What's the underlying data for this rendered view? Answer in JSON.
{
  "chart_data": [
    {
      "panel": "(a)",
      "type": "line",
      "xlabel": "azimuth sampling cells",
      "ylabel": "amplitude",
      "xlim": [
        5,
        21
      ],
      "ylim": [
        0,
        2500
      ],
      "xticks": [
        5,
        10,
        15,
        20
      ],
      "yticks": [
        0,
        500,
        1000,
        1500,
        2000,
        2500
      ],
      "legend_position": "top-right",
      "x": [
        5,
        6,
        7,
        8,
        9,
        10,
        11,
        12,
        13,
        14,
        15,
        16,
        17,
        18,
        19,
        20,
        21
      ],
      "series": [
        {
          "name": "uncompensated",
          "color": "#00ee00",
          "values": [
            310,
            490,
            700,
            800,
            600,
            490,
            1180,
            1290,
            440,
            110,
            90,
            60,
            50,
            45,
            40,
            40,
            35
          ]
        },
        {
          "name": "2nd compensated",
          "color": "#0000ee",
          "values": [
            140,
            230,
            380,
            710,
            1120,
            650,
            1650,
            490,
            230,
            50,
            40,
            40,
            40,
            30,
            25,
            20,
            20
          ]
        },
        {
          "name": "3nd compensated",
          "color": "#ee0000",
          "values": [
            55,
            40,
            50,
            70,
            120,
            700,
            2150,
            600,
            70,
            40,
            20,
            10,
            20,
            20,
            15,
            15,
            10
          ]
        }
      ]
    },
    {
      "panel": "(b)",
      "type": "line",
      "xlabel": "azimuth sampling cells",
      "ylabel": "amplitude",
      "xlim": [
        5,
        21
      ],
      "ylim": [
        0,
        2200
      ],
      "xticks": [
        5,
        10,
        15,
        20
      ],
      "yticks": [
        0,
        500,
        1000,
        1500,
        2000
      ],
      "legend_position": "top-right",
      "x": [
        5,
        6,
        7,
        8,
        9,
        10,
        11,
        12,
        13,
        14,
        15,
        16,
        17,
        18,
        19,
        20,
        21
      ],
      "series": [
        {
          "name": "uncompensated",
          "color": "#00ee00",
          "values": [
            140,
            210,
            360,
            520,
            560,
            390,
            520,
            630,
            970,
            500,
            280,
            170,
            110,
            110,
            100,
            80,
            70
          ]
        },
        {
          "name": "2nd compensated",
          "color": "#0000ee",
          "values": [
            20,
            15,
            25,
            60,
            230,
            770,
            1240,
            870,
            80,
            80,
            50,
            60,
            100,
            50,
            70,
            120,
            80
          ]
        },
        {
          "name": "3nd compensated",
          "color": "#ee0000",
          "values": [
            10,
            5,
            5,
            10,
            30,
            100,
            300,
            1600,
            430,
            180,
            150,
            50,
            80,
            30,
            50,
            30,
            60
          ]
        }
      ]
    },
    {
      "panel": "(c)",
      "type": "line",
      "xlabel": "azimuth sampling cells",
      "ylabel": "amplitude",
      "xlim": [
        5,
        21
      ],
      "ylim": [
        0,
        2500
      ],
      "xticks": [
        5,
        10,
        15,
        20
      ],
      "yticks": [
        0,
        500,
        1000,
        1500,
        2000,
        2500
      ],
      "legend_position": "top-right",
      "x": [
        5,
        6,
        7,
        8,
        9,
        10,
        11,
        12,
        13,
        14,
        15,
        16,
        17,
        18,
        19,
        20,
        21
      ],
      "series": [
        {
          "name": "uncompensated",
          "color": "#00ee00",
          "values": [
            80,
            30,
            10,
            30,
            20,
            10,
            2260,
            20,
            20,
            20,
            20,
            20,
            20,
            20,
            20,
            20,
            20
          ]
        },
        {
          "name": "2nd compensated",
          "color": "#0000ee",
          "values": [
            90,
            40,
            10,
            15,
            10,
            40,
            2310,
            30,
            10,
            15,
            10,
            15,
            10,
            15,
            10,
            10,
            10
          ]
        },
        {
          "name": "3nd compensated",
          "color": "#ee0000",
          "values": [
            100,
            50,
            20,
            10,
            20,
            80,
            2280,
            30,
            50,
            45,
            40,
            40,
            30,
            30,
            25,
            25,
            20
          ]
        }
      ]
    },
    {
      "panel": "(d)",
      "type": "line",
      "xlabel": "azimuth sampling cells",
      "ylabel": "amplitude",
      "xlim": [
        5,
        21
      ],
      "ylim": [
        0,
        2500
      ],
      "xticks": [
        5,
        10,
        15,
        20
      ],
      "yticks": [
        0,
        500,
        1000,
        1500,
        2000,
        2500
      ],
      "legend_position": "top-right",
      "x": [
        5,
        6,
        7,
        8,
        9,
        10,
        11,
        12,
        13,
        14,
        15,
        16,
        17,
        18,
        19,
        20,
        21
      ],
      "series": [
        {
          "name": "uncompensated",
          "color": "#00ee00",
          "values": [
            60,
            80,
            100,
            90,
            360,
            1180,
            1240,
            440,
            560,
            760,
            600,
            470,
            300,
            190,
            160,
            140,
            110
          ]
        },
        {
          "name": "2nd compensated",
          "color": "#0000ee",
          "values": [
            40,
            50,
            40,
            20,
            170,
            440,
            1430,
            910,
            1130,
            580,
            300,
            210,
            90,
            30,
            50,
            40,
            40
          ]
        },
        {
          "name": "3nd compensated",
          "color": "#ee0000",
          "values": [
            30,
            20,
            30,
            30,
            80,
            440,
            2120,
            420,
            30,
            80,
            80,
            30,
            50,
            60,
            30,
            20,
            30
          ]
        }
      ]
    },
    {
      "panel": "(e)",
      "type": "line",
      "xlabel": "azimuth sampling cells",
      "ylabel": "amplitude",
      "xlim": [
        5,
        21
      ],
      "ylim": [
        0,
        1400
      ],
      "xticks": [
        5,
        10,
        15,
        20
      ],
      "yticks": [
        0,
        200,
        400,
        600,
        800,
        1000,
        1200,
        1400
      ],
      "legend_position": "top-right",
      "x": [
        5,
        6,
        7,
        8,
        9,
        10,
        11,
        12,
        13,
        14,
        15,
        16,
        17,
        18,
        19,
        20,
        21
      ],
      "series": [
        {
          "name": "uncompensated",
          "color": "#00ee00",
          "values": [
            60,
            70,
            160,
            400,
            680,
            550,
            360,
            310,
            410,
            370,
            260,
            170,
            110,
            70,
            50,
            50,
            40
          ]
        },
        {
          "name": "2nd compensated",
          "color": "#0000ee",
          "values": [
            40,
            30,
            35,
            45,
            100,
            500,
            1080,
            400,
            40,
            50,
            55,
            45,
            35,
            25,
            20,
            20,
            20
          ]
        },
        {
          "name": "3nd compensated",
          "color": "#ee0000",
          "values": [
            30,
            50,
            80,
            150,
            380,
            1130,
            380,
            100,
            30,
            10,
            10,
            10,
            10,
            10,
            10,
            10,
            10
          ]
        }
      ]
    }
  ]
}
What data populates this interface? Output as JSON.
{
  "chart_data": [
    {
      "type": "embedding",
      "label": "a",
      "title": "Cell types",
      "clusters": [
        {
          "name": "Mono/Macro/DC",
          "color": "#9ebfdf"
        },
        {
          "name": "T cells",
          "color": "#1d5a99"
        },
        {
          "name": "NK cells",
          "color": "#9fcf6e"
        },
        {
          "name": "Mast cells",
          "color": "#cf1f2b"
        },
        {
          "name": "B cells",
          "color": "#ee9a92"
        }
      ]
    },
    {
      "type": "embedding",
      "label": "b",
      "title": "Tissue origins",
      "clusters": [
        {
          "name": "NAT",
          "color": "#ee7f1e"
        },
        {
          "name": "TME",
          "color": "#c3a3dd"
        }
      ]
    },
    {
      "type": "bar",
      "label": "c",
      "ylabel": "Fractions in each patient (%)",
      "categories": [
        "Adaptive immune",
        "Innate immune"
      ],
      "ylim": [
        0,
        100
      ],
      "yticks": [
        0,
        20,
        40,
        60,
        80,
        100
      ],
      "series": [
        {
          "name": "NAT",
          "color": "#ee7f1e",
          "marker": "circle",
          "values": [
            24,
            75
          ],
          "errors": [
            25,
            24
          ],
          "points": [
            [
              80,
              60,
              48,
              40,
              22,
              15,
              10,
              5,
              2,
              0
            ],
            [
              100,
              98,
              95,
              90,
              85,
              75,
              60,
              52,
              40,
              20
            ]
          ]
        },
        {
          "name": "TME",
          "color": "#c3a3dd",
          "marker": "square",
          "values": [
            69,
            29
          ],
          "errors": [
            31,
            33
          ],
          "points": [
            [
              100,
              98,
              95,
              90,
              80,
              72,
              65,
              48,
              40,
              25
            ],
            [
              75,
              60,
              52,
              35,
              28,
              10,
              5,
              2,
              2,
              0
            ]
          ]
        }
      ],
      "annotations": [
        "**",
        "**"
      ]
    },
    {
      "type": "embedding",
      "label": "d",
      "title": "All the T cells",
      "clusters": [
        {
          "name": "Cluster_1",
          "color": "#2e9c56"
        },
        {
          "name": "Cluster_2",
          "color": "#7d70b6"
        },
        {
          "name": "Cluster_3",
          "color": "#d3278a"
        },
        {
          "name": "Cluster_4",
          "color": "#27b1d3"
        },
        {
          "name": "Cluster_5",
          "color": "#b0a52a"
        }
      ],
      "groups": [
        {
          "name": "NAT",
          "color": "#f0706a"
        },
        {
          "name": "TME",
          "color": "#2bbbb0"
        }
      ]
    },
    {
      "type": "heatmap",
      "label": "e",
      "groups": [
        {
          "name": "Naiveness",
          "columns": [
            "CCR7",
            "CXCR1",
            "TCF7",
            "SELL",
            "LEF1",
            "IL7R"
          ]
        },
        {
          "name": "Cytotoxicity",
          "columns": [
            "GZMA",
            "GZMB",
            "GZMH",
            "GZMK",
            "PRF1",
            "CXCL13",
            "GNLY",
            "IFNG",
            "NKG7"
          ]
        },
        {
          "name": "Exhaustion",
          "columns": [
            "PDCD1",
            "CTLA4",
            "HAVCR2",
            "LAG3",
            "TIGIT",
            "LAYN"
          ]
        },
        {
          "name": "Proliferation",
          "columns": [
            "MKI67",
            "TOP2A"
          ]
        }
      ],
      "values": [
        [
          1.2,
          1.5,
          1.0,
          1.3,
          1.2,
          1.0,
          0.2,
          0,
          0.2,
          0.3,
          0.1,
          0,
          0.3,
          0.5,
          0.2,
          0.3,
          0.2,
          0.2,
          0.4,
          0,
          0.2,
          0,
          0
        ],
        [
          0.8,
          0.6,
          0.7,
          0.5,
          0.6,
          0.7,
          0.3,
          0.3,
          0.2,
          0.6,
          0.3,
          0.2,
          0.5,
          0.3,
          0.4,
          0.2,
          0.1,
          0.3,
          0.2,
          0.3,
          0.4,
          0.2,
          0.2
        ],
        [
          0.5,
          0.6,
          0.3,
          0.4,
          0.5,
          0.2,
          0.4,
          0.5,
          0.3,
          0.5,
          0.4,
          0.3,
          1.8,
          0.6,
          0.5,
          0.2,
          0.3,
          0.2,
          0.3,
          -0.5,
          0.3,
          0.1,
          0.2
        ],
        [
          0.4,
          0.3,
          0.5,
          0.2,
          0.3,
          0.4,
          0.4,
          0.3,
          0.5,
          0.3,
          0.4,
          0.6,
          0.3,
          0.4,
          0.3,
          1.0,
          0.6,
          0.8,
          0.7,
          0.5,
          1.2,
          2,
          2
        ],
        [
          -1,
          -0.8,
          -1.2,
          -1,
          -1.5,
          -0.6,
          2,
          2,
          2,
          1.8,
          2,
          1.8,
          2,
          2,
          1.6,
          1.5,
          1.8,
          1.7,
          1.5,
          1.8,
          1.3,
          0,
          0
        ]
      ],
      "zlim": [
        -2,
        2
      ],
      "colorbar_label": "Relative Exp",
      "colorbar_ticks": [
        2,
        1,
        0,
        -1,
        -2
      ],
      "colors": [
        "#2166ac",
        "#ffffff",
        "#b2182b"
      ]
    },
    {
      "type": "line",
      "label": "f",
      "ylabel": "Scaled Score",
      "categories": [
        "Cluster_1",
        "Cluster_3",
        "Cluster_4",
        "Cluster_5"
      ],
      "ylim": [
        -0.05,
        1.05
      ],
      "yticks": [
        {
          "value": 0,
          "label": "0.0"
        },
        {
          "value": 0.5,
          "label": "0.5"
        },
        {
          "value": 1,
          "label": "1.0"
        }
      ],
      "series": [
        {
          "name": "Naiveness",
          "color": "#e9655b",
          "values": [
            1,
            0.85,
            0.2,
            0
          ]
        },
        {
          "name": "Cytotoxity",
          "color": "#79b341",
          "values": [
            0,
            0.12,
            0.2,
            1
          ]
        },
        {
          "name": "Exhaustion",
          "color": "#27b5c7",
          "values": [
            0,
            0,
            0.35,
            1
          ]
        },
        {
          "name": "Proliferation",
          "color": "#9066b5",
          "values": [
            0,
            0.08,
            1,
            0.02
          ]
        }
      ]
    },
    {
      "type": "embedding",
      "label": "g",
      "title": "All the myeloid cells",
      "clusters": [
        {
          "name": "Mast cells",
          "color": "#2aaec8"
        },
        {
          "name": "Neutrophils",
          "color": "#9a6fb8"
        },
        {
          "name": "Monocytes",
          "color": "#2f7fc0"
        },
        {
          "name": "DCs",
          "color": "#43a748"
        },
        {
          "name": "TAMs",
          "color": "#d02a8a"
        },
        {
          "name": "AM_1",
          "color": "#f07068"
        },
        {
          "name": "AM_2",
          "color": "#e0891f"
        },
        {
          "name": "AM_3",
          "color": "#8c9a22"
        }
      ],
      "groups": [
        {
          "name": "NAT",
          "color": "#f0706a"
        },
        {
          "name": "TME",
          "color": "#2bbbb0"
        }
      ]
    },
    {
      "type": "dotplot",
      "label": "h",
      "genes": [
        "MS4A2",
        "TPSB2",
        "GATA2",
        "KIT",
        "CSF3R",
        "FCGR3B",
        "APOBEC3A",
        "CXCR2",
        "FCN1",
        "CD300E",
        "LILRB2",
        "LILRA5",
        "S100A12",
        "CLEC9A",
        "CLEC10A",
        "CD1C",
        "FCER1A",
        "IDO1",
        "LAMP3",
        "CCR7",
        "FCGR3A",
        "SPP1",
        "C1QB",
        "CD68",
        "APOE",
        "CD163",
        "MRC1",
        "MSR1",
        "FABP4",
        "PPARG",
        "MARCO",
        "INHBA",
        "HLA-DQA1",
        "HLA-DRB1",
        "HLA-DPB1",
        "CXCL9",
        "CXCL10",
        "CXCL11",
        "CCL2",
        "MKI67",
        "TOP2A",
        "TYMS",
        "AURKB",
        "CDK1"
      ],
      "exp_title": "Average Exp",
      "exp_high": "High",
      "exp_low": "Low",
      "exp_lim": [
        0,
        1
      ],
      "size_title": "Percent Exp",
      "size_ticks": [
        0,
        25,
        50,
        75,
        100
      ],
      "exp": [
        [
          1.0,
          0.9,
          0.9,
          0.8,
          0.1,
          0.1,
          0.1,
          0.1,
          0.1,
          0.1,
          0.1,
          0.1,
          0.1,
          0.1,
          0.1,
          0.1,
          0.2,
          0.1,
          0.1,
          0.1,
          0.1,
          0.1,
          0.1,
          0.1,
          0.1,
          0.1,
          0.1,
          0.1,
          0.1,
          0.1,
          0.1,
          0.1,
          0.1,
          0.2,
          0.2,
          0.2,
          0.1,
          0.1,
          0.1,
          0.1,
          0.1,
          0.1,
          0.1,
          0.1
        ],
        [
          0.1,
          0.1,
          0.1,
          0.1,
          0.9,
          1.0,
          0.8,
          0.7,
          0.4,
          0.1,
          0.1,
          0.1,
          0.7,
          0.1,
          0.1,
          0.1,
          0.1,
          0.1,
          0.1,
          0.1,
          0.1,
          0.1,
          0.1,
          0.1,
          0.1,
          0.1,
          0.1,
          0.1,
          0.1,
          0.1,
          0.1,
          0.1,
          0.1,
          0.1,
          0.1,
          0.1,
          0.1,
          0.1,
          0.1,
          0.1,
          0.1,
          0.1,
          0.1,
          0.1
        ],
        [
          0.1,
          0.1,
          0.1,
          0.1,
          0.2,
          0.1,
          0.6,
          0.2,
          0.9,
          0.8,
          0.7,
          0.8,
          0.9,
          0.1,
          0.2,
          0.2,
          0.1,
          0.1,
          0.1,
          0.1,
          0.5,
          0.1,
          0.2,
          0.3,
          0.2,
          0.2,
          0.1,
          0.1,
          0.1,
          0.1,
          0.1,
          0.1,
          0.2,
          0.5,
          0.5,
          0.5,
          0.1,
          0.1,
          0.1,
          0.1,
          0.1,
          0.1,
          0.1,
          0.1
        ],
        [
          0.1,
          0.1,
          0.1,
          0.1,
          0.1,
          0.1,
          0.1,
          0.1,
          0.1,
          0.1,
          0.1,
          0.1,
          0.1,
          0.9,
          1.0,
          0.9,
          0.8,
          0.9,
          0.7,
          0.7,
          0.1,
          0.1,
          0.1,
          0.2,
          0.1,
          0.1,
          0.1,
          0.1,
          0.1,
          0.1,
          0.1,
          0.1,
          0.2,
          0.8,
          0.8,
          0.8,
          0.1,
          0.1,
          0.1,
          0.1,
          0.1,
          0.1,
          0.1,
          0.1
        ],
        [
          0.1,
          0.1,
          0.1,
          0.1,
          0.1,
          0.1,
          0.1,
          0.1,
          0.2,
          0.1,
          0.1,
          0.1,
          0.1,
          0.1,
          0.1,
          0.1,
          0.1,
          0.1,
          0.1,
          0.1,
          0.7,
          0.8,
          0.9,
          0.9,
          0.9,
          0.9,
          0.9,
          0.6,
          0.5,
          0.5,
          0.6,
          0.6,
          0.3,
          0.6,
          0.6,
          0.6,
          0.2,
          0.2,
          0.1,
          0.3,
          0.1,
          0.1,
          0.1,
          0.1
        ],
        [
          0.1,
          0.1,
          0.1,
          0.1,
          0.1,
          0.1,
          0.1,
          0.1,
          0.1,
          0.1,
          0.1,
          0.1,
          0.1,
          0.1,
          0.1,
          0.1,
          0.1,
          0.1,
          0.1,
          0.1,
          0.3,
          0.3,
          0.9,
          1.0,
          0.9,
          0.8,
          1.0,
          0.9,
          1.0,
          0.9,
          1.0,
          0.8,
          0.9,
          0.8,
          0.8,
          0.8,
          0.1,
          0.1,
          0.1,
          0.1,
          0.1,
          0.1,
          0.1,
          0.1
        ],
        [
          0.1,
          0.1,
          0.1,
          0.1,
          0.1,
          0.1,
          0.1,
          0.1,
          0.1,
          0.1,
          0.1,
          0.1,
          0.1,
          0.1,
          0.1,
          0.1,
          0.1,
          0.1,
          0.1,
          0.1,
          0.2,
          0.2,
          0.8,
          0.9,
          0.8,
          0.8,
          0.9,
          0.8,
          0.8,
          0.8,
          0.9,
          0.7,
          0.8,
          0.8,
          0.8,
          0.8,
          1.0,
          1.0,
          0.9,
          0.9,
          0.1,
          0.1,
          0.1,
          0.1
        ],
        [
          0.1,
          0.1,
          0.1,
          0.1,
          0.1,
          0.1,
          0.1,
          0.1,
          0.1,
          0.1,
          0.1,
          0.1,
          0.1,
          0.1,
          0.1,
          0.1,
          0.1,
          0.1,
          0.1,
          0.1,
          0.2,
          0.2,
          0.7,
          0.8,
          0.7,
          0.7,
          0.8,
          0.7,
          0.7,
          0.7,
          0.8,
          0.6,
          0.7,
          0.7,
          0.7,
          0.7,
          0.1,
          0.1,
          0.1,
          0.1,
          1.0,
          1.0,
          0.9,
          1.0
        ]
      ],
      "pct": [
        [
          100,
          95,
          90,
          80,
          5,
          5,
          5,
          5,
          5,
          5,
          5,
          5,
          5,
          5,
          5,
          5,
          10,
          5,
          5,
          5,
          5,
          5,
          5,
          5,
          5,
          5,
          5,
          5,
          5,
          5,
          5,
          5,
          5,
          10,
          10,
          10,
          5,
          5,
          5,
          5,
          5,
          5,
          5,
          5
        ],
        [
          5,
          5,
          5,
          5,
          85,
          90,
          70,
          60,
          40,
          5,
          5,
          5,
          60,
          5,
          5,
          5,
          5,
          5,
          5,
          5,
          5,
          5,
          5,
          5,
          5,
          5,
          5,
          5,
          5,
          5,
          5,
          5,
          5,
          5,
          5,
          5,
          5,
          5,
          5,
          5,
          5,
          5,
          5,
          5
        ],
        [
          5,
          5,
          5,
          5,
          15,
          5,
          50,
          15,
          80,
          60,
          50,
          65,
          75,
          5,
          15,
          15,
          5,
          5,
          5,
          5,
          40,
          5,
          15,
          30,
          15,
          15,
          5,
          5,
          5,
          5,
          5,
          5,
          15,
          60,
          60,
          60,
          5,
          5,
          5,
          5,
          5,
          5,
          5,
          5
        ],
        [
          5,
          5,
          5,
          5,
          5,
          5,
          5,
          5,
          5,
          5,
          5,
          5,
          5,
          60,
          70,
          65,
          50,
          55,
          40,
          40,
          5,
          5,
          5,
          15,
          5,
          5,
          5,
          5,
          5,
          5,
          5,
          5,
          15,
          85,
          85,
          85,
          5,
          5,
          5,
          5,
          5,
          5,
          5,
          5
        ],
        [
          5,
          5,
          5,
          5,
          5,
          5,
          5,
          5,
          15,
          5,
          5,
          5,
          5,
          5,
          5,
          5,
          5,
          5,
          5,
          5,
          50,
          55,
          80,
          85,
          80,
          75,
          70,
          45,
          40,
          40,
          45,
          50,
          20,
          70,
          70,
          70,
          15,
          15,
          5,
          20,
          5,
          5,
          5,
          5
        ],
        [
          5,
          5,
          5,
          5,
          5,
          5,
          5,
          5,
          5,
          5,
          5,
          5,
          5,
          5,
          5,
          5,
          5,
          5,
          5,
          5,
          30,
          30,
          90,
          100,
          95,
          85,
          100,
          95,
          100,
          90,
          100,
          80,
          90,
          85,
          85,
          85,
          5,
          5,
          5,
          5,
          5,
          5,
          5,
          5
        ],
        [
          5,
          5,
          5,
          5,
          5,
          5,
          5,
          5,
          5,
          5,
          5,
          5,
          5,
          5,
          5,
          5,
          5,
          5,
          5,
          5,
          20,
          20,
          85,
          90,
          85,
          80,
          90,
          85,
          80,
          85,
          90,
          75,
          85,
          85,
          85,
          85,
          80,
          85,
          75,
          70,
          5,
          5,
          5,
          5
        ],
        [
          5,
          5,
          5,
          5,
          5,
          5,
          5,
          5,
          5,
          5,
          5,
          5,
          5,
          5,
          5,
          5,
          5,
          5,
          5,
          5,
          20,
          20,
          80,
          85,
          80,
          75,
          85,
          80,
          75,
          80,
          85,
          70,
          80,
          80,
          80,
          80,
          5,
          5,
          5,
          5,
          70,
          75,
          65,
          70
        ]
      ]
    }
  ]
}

────────────────────────────────────────

Using the data above, return every line that contains the string "this".

What's the underlying data for this rendered view? Answer in JSON.
What data populates this interface? Output as JSON.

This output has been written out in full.